### Exercise requirements
Give the number of lines that include the word "discomfort", and nothing else.

### Data supplied
━━━━
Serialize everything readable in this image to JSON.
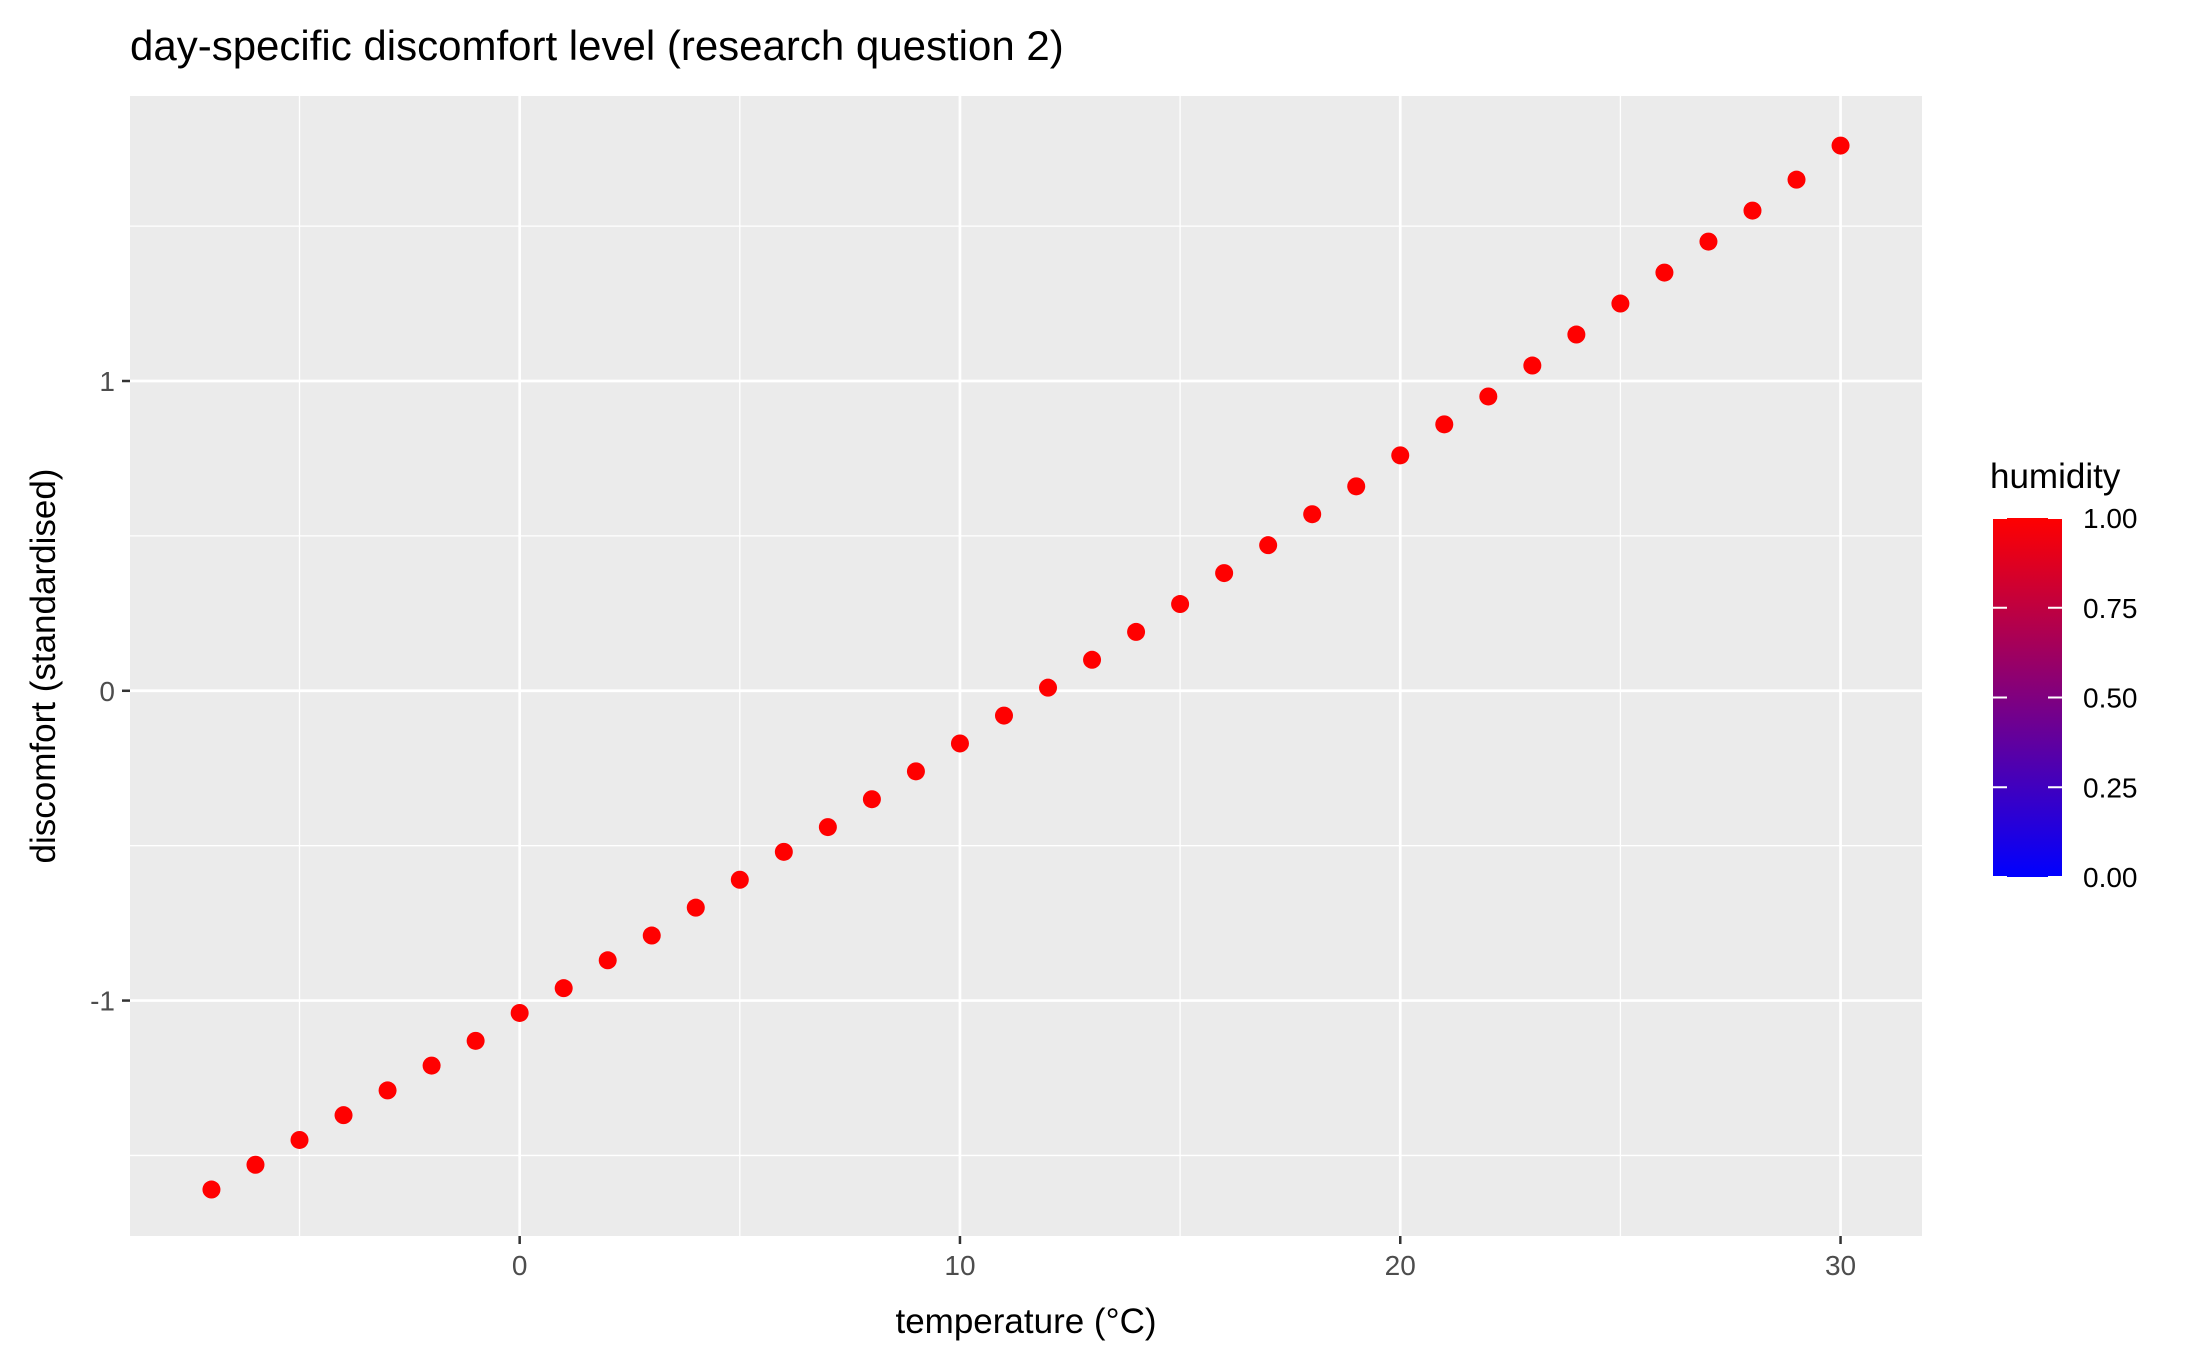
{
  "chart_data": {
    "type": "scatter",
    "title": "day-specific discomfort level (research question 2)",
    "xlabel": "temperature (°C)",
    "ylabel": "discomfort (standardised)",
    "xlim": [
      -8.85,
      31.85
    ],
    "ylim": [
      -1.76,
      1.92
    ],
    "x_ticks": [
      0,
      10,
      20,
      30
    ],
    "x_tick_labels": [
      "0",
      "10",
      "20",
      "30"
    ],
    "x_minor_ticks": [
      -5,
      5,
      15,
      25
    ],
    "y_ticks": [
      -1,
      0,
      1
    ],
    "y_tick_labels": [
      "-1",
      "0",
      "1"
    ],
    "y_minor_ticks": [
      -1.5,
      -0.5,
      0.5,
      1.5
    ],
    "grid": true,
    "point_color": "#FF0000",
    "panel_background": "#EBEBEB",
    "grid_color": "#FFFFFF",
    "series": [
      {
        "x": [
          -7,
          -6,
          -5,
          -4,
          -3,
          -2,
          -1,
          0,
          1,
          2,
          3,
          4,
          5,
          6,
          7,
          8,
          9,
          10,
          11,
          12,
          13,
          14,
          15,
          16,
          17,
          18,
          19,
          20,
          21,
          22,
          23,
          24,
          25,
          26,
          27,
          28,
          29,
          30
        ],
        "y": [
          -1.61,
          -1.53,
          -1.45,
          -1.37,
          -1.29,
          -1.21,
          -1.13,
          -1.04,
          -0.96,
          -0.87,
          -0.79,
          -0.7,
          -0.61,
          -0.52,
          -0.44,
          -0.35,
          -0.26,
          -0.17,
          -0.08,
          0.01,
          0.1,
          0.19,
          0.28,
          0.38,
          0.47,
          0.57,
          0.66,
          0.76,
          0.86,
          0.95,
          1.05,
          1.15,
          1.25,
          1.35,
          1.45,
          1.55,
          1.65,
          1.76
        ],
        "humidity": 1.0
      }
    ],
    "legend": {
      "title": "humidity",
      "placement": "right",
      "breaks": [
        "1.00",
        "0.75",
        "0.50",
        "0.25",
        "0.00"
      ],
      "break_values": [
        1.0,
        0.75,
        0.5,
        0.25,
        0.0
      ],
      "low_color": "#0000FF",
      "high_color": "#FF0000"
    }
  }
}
━━━━
### Task response
2